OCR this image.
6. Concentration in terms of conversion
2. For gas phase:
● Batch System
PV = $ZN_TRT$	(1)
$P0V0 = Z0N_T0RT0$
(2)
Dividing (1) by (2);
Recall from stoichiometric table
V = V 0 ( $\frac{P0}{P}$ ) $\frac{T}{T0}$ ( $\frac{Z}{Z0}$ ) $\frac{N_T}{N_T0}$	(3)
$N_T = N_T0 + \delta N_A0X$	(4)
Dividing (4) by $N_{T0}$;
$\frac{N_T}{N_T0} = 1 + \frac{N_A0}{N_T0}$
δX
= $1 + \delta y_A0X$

________________

▶ _Goal_
Extract every line that has the string "frac" in it.

▶ _Answer to this task_
V = V 0 ( $\frac{P0}{P}$ ) $\frac{T}{T0}$ ( $\frac{Z}{Z0}$ ) $\frac{N_T}{N_T0}$	(3)
$\frac{N_T}{N_T0} = 1 + \frac{N_A0}{N_T0}$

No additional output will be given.